● Problem to work on: Wherever the word "JSON" appears in a line, copy that line.

# Start of Input data

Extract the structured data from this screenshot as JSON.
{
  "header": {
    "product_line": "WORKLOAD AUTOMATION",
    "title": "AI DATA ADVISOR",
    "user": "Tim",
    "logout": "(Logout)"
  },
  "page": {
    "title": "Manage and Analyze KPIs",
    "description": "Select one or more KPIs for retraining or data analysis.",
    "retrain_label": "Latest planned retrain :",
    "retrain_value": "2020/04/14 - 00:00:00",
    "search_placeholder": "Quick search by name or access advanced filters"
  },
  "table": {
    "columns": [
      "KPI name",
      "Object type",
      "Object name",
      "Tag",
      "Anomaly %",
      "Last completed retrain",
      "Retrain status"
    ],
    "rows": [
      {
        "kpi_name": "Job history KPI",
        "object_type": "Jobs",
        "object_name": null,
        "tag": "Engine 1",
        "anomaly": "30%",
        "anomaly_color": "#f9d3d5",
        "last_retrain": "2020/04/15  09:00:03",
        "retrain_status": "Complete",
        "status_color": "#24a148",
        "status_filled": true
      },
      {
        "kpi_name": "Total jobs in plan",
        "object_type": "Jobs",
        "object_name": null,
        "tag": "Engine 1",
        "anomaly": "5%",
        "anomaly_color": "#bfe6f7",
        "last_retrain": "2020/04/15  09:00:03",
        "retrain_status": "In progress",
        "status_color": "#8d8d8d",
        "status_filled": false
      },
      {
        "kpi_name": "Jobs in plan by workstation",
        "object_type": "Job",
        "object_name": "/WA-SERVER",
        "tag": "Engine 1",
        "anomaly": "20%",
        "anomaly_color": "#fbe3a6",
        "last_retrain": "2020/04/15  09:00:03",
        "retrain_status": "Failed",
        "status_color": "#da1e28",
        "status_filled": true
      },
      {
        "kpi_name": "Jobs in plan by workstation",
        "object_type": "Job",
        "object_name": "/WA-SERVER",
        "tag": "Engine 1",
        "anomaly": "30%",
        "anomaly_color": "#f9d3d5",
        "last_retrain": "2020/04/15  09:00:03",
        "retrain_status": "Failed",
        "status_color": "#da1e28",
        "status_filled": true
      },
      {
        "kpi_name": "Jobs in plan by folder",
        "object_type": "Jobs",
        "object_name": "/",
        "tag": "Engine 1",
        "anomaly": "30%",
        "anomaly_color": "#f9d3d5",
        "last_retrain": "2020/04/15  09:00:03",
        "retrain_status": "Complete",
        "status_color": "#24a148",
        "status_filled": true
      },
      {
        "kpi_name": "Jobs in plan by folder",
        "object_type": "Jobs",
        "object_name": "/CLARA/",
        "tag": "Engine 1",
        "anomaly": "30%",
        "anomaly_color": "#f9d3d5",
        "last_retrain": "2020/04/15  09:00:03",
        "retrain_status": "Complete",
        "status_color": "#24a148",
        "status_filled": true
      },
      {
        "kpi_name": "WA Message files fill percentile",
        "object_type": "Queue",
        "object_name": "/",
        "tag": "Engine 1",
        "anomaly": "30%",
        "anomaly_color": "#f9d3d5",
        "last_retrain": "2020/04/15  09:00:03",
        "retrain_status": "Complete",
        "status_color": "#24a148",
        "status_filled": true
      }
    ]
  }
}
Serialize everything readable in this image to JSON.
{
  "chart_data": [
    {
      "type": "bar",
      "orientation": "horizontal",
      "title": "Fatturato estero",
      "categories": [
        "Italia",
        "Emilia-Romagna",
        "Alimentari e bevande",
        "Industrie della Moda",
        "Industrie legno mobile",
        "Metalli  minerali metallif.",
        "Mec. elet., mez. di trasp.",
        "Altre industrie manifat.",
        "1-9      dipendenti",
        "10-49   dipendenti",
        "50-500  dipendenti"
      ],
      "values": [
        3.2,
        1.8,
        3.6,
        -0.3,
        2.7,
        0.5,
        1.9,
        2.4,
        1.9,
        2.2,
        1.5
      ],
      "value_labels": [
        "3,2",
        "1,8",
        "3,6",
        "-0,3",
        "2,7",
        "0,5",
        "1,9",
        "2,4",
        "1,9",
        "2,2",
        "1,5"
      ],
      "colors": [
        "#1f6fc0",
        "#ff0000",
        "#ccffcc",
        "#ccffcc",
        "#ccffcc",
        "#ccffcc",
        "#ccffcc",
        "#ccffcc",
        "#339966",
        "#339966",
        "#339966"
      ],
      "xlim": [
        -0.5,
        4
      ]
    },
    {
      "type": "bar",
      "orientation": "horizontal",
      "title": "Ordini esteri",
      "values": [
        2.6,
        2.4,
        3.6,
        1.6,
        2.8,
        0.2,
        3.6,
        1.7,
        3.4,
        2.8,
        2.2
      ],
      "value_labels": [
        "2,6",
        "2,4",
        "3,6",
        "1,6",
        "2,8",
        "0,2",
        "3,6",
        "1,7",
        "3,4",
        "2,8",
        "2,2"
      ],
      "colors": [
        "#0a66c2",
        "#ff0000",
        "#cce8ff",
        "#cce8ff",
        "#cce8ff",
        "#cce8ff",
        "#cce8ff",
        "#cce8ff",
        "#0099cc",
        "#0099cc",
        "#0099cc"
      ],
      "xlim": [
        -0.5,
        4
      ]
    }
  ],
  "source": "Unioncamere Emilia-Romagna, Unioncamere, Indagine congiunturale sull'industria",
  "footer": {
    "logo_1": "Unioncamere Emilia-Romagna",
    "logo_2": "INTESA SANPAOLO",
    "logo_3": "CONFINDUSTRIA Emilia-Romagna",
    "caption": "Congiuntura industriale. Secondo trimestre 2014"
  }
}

# End of Input data

● Final result:
Extract the structured data from this screenshot as JSON.
Serialize everything readable in this image to JSON.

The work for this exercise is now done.